#### Source document:
▬▬▬▬▬▬
1 Introduction

One of the underlying assumption of the goal of achieving “predictive science” is the availability of suitable metric to quantify the accuracy of the predictions. Although mean square error-type quantities are often well-suited for this purpose when the predicted quantities are simple functions or vectors, quantifying errors in a more general graph, such as phase diagram, in a single figure-of-merit represents a considerably more complex problem. Given this, it is perhaps not surprising that the area of research focusing on the construction of thermodynamic models [often referred to as CALculation of PHAse Diagram (CALPHAD)][5,10,11,12,15] is currently lacking a theoretically justified and widely adopted figure-of-merit to quantify the discrepancies between two possible phase diagrams obtained via different routes. This paper intends to fill this gap by building upon earlier proposals.[17]

There are multiple challenges associated with this task, as illustrated in Fig. 1. Phase boundaries cannot be considered single-valued functions: For instance, in a binary phase diagram, a phase boundary might cross a given vertical line (see label 1 on the figure) multiple times, thus precluding the use of simple “mean-square error along one axis” criteria. The same can occur for horizontal lines (see label 2 on the figure). More generally, no matter which “axes” one uses, the phase boundaries will generally be defined on different domains (label 3). The use of perpendicular distances between two curves is also ambiguous: To which of the two curves should the distance be perpendicular to (label 4)? What does “perpendicular” mean when the axes have different units so that their relative scaling is arbitrary (label 5)? For the same reason, the use of the Hausdorff metric[2] is also affected by the fact that different axes may have different units. Boundary distance-based metrics are also unable to handle the fact that, sometimes, phases are entirely absent from one phase diagram but present in another (label 6). How should a figure-of-merit quantify this situation?

Fig. 1
figure 1

Problems associated with metrics based on distance between phase boundaries. Solid and dashed curves distinguish two different phase diagrams while thicker curves mark potential problems: multiple crossing of a vertical (1) or horizontal (2) axis, different domains of definition (3) of the functions defining the boundaries, ambiguities is defining the orthogonal distance between 2 curves (4), ambiguity of the notion of orthogonality when axes have arbitrary relative scales due to differing units (5) and potential absence of a phase (6)
▬▬▬▬▬▬
#### Source data:
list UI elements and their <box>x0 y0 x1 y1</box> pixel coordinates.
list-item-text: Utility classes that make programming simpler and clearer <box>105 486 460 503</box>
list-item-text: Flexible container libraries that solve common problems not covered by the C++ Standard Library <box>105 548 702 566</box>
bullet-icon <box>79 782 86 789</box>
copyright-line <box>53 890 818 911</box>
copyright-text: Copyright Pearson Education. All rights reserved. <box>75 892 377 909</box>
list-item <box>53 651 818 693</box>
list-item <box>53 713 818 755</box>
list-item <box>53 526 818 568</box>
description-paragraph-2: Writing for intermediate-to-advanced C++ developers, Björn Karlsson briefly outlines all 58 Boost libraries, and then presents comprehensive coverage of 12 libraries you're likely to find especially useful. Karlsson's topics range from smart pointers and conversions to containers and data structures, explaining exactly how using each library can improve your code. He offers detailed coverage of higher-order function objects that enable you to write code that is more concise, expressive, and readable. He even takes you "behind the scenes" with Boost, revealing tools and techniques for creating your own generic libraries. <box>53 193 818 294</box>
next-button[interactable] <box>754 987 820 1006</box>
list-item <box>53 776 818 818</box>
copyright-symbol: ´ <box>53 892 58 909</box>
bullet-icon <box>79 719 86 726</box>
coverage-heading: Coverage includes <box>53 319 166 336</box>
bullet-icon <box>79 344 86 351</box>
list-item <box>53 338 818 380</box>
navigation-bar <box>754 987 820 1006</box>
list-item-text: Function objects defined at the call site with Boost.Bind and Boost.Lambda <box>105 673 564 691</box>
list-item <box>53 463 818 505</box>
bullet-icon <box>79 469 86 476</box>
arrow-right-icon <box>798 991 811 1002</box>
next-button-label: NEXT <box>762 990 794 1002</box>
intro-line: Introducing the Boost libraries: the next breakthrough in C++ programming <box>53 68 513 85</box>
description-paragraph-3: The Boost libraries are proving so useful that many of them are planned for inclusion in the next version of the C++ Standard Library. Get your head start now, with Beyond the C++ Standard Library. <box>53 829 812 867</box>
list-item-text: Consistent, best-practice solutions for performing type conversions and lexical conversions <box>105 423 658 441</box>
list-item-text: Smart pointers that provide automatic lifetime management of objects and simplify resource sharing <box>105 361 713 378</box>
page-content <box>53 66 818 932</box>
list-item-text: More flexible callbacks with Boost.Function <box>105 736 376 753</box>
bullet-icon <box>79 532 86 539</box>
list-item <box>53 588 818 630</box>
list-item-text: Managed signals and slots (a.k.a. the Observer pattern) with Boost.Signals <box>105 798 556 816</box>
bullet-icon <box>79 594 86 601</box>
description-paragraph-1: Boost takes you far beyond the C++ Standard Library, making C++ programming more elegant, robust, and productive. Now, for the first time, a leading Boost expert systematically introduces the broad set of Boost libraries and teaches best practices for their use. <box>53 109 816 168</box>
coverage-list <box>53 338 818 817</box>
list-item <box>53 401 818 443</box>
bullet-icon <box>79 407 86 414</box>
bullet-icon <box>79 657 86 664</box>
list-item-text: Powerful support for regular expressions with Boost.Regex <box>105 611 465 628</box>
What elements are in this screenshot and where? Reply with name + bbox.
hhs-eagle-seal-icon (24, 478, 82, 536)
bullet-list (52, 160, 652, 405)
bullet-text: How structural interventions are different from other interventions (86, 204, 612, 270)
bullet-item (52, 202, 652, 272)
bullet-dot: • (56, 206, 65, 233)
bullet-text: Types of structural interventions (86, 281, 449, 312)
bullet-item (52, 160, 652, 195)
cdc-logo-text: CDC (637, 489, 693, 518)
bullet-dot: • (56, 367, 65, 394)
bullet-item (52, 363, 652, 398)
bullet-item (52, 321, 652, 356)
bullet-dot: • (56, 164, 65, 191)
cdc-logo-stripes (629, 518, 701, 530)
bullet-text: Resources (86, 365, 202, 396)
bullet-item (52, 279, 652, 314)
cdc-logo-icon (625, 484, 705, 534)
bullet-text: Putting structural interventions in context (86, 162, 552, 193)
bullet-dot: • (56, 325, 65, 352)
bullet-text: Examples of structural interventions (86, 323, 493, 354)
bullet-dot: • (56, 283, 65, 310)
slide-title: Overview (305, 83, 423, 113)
▬▬▬▬▬▬
#### To do:
1. In the introduction on figures-of-merit for phase diagrams, what does the abbreviation CALPHAD stand for?
2. Retype the entries, starting at their first line and ending at the line that contains "bullet-icon <box>79 719 86 726</box>". Include both of those lines.

#### Full answers:
1. CALculation of PHAse Diagram

2.
list UI elements and their <box>x0 y0 x1 y1</box> pixel coordinates.
list-item-text: Utility classes that make programming simpler and clearer <box>105 486 460 503</box>
list-item-text: Flexible container libraries that solve common problems not covered by the C++ Standard Library <box>105 548 702 566</box>
bullet-icon <box>79 782 86 789</box>
copyright-line <box>53 890 818 911</box>
copyright-text: Copyright Pearson Education. All rights reserved. <box>75 892 377 909</box>
list-item <box>53 651 818 693</box>
list-item <box>53 713 818 755</box>
list-item <box>53 526 818 568</box>
description-paragraph-2: Writing for intermediate-to-advanced C++ developers, Björn Karlsson briefly outlines all 58 Boost libraries, and then presents comprehensive coverage of 12 libraries you're likely to find especially useful. Karlsson's topics range from smart pointers and conversions to containers and data structures, explaining exactly how using each library can improve your code. He offers detailed coverage of higher-order function objects that enable you to write code that is more concise, expressive, and readable. He even takes you "behind the scenes" with Boost, revealing tools and techniques for creating your own generic libraries. <box>53 193 818 294</box>
next-button[interactable] <box>754 987 820 1006</box>
list-item <box>53 776 818 818</box>
copyright-symbol: ´ <box>53 892 58 909</box>
bullet-icon <box>79 719 86 726</box>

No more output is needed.